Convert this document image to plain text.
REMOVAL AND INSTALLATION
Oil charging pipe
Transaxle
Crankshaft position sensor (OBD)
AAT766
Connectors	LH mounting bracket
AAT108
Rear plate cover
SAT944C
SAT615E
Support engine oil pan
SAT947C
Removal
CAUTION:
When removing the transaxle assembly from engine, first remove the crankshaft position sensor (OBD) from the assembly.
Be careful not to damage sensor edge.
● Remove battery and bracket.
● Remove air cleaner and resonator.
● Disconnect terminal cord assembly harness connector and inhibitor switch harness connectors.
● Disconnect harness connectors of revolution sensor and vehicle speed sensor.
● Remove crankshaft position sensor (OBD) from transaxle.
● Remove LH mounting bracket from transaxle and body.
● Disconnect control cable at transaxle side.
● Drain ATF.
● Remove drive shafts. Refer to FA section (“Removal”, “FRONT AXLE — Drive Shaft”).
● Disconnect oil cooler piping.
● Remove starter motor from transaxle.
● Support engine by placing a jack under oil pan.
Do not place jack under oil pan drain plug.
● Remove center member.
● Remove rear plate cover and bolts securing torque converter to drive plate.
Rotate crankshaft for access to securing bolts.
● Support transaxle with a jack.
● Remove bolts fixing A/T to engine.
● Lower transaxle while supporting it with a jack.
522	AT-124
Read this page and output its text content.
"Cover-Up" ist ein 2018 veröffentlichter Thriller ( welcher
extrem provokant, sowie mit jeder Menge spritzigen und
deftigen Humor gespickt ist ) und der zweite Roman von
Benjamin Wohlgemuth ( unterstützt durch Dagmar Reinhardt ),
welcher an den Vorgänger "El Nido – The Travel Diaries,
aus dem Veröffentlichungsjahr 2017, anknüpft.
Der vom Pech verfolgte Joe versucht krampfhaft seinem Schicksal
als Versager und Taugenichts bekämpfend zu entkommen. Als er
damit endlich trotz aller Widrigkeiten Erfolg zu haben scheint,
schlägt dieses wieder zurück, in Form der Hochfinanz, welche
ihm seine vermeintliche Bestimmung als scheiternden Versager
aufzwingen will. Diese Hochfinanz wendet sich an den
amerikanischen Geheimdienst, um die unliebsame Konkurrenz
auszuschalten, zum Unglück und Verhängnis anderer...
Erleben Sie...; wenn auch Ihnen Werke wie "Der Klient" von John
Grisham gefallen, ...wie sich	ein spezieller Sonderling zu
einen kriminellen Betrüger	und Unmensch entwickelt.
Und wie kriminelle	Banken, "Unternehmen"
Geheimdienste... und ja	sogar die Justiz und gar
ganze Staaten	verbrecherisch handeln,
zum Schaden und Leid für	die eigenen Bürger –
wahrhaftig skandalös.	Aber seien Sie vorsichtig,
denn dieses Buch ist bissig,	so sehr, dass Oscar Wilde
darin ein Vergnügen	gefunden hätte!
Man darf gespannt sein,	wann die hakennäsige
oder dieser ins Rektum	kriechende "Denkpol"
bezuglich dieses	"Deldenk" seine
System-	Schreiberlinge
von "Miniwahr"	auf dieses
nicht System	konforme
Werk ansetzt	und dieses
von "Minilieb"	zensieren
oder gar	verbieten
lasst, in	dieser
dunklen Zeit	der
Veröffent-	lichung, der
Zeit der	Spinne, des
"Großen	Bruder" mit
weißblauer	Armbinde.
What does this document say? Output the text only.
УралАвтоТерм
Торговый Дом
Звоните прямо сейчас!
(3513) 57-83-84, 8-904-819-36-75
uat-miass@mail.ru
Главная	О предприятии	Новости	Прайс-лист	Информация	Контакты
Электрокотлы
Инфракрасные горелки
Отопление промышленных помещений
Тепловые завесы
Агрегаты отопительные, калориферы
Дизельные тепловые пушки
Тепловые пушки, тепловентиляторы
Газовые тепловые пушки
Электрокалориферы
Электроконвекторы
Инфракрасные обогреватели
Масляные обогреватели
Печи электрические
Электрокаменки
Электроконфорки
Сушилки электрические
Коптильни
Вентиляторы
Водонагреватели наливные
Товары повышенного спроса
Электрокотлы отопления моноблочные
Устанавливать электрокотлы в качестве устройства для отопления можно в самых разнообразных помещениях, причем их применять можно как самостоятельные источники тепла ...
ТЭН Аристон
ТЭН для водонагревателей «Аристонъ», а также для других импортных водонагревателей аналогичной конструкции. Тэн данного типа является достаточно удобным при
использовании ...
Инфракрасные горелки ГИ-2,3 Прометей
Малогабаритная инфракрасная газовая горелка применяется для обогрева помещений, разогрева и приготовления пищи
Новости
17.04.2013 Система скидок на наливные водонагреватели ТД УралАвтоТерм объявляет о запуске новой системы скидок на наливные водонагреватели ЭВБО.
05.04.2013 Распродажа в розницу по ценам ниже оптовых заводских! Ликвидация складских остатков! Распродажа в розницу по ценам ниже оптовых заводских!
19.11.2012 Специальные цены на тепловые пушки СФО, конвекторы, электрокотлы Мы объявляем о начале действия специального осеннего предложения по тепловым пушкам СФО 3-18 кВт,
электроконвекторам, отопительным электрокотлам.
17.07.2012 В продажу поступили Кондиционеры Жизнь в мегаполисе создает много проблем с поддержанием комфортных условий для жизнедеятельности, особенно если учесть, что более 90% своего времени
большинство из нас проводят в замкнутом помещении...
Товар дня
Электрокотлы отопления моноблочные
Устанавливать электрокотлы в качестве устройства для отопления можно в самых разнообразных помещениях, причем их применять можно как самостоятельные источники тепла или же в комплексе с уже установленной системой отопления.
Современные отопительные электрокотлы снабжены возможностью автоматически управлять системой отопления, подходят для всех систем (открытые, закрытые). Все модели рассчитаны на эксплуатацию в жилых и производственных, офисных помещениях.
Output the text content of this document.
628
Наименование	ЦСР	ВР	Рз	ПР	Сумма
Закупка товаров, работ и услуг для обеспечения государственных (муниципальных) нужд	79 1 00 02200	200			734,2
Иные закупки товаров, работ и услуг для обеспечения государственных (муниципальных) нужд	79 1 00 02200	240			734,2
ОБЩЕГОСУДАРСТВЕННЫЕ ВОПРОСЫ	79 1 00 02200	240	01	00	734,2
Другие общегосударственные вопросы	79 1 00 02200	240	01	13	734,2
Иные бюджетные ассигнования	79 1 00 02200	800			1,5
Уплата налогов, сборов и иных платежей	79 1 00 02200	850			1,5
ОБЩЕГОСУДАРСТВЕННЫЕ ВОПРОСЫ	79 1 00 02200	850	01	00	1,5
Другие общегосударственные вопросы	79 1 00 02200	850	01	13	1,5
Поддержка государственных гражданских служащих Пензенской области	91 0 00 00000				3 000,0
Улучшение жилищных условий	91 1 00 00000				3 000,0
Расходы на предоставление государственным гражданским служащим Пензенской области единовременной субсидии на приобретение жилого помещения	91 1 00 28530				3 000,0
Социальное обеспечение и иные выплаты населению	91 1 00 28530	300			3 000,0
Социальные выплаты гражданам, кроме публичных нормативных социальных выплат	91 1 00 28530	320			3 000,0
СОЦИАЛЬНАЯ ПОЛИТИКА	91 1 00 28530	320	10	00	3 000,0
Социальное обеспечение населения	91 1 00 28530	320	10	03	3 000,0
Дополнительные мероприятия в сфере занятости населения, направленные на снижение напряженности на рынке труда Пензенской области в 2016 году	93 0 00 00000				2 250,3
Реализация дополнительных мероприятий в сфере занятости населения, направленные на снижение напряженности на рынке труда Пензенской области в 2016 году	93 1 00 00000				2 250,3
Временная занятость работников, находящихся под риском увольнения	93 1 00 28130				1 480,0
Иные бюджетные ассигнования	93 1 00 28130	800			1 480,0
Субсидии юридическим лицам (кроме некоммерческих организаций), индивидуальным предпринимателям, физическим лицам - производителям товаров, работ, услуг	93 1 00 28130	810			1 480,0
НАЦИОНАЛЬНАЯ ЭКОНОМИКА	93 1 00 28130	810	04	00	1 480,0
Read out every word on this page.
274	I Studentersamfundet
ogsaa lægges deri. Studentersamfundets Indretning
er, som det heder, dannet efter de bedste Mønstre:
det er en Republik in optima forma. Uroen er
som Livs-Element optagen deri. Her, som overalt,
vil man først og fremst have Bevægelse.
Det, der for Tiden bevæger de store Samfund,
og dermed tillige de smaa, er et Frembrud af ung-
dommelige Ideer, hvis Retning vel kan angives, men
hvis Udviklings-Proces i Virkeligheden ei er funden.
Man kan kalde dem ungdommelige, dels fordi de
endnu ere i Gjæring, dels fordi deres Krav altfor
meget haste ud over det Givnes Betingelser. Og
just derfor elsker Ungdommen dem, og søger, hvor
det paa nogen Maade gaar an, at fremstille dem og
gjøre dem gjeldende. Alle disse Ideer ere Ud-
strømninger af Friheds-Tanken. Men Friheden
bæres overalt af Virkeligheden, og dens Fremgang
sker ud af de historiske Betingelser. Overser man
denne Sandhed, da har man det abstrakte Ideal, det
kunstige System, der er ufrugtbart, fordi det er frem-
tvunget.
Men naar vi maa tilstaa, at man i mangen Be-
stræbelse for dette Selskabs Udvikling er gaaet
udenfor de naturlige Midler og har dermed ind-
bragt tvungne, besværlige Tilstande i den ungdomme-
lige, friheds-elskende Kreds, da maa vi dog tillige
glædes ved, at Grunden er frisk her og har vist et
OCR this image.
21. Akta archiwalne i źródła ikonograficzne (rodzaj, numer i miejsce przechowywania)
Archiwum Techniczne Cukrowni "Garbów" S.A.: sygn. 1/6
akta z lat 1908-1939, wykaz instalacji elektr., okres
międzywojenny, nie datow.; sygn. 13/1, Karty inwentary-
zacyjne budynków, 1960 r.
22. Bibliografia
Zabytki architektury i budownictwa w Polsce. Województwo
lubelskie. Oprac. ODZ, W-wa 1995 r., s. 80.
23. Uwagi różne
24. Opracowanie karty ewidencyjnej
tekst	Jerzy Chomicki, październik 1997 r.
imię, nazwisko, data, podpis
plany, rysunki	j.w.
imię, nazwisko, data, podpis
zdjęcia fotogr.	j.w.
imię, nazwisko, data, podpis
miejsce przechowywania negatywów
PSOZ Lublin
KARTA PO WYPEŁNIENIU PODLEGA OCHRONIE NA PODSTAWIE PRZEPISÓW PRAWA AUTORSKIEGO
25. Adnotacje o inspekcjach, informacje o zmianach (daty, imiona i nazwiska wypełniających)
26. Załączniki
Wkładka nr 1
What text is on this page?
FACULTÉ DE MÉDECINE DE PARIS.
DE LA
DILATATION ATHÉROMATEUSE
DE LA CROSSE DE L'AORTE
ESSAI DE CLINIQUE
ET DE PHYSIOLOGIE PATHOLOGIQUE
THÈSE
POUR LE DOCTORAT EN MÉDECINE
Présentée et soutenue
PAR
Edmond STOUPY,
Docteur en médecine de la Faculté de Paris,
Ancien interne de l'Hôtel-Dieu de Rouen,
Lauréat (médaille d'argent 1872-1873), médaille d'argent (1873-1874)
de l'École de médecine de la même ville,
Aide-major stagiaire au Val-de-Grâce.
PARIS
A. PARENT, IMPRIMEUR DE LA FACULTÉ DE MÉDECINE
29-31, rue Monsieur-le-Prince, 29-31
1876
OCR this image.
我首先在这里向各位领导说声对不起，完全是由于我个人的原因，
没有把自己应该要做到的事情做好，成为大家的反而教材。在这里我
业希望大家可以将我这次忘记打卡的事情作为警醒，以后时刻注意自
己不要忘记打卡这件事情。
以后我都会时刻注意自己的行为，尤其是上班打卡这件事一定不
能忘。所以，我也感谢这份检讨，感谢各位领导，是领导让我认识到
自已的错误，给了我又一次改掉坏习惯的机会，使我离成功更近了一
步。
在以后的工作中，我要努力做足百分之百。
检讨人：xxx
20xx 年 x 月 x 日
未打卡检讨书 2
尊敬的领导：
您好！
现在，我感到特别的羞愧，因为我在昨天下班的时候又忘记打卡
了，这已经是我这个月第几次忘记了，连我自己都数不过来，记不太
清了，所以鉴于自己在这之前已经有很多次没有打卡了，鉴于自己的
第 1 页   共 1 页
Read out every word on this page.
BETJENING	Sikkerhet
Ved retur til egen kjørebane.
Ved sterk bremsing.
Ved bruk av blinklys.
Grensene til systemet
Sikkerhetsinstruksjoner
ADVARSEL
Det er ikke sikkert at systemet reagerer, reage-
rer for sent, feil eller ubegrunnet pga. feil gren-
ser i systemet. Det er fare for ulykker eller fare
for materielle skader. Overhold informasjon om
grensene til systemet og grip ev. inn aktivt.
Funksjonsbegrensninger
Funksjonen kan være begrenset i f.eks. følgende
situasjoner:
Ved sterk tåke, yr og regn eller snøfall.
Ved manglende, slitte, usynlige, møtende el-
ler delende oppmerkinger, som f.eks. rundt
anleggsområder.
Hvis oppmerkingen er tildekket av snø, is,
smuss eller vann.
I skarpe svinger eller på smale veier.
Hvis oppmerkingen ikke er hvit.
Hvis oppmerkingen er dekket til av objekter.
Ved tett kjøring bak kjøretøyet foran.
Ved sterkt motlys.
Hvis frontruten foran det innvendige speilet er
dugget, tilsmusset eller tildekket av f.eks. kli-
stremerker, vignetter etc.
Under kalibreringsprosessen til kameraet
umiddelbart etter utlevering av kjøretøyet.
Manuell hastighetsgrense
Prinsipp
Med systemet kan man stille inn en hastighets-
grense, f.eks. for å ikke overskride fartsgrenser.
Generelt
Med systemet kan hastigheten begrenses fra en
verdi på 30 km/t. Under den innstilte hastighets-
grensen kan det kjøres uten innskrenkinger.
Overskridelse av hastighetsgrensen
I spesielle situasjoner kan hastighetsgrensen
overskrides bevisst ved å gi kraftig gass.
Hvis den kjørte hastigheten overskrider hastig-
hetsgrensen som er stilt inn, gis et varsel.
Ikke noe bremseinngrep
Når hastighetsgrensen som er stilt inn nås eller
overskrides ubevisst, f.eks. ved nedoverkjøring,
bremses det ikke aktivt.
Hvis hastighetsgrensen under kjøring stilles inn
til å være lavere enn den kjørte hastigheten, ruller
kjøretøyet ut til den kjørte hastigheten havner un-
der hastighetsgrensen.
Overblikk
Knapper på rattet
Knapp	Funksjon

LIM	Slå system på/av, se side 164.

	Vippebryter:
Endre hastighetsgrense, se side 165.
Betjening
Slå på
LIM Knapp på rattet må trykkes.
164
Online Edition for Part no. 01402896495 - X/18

▸ **Work to be completed**:
Copy out each line of the listing that holds "sygn".

▸ **Task solution**:
Archiwum Techniczne Cukrowni "Garbów" S.A.: sygn. 1/6
międzywojenny, nie datow.; sygn. 13/1, Karty inwentary-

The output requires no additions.